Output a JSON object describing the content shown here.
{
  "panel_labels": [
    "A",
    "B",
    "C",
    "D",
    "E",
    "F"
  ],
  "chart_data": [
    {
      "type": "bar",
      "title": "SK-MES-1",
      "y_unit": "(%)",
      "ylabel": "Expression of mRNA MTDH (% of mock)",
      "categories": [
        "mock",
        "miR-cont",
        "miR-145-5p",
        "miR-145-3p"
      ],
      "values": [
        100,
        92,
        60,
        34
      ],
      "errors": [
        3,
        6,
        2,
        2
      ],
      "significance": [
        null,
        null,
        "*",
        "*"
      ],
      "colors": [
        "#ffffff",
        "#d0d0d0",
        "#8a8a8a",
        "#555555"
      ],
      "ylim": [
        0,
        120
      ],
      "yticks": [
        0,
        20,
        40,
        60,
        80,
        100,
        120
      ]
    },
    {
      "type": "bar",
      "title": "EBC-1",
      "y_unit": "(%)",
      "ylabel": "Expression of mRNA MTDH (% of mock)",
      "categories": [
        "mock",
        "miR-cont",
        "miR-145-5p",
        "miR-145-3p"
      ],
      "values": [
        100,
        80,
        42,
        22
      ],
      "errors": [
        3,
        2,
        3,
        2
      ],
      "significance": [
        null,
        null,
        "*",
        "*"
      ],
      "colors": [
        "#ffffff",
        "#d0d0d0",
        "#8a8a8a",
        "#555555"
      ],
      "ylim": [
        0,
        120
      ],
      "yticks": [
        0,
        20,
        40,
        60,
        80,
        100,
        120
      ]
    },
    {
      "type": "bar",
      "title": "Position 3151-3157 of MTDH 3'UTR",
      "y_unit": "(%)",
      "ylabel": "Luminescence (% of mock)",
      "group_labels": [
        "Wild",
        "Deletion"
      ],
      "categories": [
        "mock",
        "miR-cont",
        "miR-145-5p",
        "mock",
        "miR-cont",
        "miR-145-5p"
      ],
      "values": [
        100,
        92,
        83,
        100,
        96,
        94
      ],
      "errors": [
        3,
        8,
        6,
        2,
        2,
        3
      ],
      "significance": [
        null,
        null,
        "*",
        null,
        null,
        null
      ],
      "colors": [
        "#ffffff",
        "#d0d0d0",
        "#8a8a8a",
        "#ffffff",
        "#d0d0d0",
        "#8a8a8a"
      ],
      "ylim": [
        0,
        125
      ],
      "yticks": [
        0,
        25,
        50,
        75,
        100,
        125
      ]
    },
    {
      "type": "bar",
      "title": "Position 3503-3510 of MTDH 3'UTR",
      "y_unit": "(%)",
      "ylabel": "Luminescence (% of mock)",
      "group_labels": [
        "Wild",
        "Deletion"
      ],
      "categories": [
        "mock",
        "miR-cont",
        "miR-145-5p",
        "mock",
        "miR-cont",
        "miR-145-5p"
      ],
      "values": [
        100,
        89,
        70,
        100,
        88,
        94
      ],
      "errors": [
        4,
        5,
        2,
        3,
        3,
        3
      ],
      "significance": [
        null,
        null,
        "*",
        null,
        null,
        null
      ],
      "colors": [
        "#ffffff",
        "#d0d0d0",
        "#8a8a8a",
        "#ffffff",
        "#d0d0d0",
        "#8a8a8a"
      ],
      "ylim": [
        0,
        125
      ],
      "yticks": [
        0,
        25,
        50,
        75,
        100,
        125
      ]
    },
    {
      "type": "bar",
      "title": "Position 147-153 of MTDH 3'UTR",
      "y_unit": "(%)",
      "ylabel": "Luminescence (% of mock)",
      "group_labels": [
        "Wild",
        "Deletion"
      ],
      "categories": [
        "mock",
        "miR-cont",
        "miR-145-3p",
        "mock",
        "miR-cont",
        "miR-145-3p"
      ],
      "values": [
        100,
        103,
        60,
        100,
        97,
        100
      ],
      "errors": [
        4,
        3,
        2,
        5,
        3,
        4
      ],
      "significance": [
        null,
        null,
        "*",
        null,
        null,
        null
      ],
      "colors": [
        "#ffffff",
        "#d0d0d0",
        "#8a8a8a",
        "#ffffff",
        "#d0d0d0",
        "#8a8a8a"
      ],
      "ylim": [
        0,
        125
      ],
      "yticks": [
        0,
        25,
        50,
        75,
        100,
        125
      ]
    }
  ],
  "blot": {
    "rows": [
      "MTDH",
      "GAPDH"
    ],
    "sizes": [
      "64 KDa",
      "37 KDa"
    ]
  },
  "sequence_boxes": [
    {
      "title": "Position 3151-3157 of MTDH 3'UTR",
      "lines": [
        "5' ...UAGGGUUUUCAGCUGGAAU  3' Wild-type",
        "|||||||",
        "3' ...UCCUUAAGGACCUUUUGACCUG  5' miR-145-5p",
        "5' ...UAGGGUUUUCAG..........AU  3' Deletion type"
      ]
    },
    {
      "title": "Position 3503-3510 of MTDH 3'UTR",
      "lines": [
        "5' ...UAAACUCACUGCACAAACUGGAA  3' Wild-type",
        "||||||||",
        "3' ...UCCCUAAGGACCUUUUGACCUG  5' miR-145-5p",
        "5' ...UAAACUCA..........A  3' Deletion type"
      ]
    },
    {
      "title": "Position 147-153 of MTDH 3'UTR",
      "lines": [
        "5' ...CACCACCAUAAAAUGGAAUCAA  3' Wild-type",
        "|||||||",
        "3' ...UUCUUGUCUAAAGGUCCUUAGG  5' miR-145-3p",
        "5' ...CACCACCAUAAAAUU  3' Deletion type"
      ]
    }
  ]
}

WHAT YOU NEED TO DO: An exact copy of all the records is what is needed here.

ANSWER SECTION:
Output a JSON object describing the content shown here.
{
  "panel_labels": [
    "A",
    "B",
    "C",
    "D",
    "E",
    "F"
  ],
  "chart_data": [
    {
      "type": "bar",
      "title": "SK-MES-1",
      "y_unit": "(%)",
      "ylabel": "Expression of mRNA MTDH (% of mock)",
      "categories": [
        "mock",
        "miR-cont",
        "miR-145-5p",
        "miR-145-3p"
      ],
      "values": [
        100,
        92,
        60,
        34
      ],
      "errors": [
        3,
        6,
        2,
        2
      ],
      "significance": [
        null,
        null,
        "*",
        "*"
      ],
      "colors": [
        "#ffffff",
        "#d0d0d0",
        "#8a8a8a",
        "#555555"
      ],
      "ylim": [
        0,
        120
      ],
      "yticks": [
        0,
        20,
        40,
        60,
        80,
        100,
        120
      ]
    },
    {
      "type": "bar",
      "title": "EBC-1",
      "y_unit": "(%)",
      "ylabel": "Expression of mRNA MTDH (% of mock)",
      "categories": [
        "mock",
        "miR-cont",
        "miR-145-5p",
        "miR-145-3p"
      ],
      "values": [
        100,
        80,
        42,
        22
      ],
      "errors": [
        3,
        2,
        3,
        2
      ],
      "significance": [
        null,
        null,
        "*",
        "*"
      ],
      "colors": [
        "#ffffff",
        "#d0d0d0",
        "#8a8a8a",
        "#555555"
      ],
      "ylim": [
        0,
        120
      ],
      "yticks": [
        0,
        20,
        40,
        60,
        80,
        100,
        120
      ]
    },
    {
      "type": "bar",
      "title": "Position 3151-3157 of MTDH 3'UTR",
      "y_unit": "(%)",
      "ylabel": "Luminescence (% of mock)",
      "group_labels": [
        "Wild",
        "Deletion"
      ],
      "categories": [
        "mock",
        "miR-cont",
        "miR-145-5p",
        "mock",
        "miR-cont",
        "miR-145-5p"
      ],
      "values": [
        100,
        92,
        83,
        100,
        96,
        94
      ],
      "errors": [
        3,
        8,
        6,
        2,
        2,
        3
      ],
      "significance": [
        null,
        null,
        "*",
        null,
        null,
        null
      ],
      "colors": [
        "#ffffff",
        "#d0d0d0",
        "#8a8a8a",
        "#ffffff",
        "#d0d0d0",
        "#8a8a8a"
      ],
      "ylim": [
        0,
        125
      ],
      "yticks": [
        0,
        25,
        50,
        75,
        100,
        125
      ]
    },
    {
      "type": "bar",
      "title": "Position 3503-3510 of MTDH 3'UTR",
      "y_unit": "(%)",
      "ylabel": "Luminescence (% of mock)",
      "group_labels": [
        "Wild",
        "Deletion"
      ],
      "categories": [
        "mock",
        "miR-cont",
        "miR-145-5p",
        "mock",
        "miR-cont",
        "miR-145-5p"
      ],
      "values": [
        100,
        89,
        70,
        100,
        88,
        94
      ],
      "errors": [
        4,
        5,
        2,
        3,
        3,
        3
      ],
      "significance": [
        null,
        null,
        "*",
        null,
        null,
        null
      ],
      "colors": [
        "#ffffff",
        "#d0d0d0",
        "#8a8a8a",
        "#ffffff",
        "#d0d0d0",
        "#8a8a8a"
      ],
      "ylim": [
        0,
        125
      ],
      "yticks": [
        0,
        25,
        50,
        75,
        100,
        125
      ]
    },
    {
      "type": "bar",
      "title": "Position 147-153 of MTDH 3'UTR",
      "y_unit": "(%)",
      "ylabel": "Luminescence (% of mock)",
      "group_labels": [
        "Wild",
        "Deletion"
      ],
      "categories": [
        "mock",
        "miR-cont",
        "miR-145-3p",
        "mock",
        "miR-cont",
        "miR-145-3p"
      ],
      "values": [
        100,
        103,
        60,
        100,
        97,
        100
      ],
      "errors": [
        4,
        3,
        2,
        5,
        3,
        4
      ],
      "significance": [
        null,
        null,
        "*",
        null,
        null,
        null
      ],
      "colors": [
        "#ffffff",
        "#d0d0d0",
        "#8a8a8a",
        "#ffffff",
        "#d0d0d0",
        "#8a8a8a"
      ],
      "ylim": [
        0,
        125
      ],
      "yticks": [
        0,
        25,
        50,
        75,
        100,
        125
      ]
    }
  ],
  "blot": {
    "rows": [
      "MTDH",
      "GAPDH"
    ],
    "sizes": [
      "64 KDa",
      "37 KDa"
    ]
  },
  "sequence_boxes": [
    {
      "title": "Position 3151-3157 of MTDH 3'UTR",
      "lines": [
        "5' ...UAGGGUUUUCAGCUGGAAU  3' Wild-type",
        "|||||||",
        "3' ...UCCUUAAGGACCUUUUGACCUG  5' miR-145-5p",
        "5' ...UAGGGUUUUCAG..........AU  3' Deletion type"
      ]
    },
    {
      "title": "Position 3503-3510 of MTDH 3'UTR",
      "lines": [
        "5' ...UAAACUCACUGCACAAACUGGAA  3' Wild-type",
        "||||||||",
        "3' ...UCCCUAAGGACCUUUUGACCUG  5' miR-145-5p",
        "5' ...UAAACUCA..........A  3' Deletion type"
      ]
    },
    {
      "title": "Position 147-153 of MTDH 3'UTR",
      "lines": [
        "5' ...CACCACCAUAAAAUGGAAUCAA  3' Wild-type",
        "|||||||",
        "3' ...UUCUUGUCUAAAGGUCCUUAGG  5' miR-145-3p",
        "5' ...CACCACCAUAAAAUU  3' Deletion type"
      ]
    }
  ]
}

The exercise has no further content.